-- START Provided data --
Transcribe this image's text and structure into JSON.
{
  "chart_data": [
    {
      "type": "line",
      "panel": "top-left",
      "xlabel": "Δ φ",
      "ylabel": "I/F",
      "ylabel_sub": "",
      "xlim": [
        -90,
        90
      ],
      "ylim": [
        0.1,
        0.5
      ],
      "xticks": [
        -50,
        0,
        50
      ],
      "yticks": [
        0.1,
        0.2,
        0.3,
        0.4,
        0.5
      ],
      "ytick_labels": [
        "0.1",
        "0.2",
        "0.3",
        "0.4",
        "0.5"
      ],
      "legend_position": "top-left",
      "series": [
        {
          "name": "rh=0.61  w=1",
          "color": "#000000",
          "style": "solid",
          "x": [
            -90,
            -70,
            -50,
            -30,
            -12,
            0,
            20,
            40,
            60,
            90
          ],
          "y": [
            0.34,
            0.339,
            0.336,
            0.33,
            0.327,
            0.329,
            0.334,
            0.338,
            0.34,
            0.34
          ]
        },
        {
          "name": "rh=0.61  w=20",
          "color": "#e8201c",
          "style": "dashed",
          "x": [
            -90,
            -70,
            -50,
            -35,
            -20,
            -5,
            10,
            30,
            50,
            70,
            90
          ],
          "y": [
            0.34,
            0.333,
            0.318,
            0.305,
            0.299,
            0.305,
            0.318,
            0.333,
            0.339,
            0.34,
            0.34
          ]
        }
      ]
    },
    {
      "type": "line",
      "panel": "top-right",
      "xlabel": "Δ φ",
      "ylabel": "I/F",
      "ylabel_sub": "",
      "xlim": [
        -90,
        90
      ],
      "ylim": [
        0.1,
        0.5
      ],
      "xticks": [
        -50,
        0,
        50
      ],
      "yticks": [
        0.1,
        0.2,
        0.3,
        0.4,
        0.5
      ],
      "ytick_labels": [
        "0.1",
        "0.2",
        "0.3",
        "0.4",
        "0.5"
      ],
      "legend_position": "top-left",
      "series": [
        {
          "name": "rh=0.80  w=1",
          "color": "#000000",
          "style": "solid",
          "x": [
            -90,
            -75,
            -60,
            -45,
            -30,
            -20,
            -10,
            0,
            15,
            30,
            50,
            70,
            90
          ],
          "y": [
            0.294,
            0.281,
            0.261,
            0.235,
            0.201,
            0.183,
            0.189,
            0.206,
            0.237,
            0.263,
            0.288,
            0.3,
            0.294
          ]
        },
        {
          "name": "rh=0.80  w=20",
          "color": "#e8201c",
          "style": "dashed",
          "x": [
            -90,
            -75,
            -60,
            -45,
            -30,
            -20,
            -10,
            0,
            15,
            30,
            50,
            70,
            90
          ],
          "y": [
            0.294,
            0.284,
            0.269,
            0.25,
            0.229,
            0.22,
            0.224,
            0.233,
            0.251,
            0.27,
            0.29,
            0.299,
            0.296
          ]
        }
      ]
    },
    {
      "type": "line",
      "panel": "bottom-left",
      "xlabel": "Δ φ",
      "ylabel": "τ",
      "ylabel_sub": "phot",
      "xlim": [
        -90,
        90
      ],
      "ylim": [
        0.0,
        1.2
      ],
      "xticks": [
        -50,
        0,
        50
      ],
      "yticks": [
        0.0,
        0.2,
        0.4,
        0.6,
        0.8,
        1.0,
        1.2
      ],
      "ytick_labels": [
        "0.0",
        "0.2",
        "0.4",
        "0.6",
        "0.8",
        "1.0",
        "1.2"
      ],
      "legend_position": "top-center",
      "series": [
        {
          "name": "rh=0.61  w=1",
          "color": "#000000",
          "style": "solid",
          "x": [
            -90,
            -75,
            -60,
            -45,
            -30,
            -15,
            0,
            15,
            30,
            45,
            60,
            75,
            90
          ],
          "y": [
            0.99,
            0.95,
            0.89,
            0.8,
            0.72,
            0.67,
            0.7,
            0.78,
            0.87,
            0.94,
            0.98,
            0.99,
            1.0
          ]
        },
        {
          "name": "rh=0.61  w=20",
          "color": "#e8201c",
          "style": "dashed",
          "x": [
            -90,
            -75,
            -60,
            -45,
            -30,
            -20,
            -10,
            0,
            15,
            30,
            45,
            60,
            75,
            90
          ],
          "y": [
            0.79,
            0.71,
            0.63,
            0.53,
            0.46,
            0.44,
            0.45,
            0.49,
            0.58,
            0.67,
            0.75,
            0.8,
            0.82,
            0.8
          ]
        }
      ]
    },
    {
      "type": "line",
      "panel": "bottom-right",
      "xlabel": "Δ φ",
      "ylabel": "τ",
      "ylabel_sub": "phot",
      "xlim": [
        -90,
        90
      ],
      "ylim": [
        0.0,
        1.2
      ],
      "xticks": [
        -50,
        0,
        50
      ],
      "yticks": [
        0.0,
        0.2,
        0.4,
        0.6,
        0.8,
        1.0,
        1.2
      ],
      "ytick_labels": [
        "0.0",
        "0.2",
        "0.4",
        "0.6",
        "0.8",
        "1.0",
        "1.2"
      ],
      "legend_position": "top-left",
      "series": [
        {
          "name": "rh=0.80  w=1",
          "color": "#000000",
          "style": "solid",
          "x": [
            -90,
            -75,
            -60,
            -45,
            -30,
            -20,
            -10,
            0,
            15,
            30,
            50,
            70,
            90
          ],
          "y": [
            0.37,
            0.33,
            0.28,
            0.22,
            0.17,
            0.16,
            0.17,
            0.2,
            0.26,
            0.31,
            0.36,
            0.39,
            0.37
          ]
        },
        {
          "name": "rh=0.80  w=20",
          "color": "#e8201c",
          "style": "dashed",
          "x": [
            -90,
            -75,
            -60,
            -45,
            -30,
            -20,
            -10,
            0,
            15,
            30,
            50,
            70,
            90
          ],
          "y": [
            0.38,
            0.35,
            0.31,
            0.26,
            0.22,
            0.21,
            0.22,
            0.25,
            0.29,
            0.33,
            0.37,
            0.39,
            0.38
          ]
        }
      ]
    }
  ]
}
-- END Provided data --
Track down every line with the word "panel" and copy it.

- Solution -
      "panel": "top-left",
      "panel": "top-right",
      "panel": "bottom-left",
      "panel": "bottom-right",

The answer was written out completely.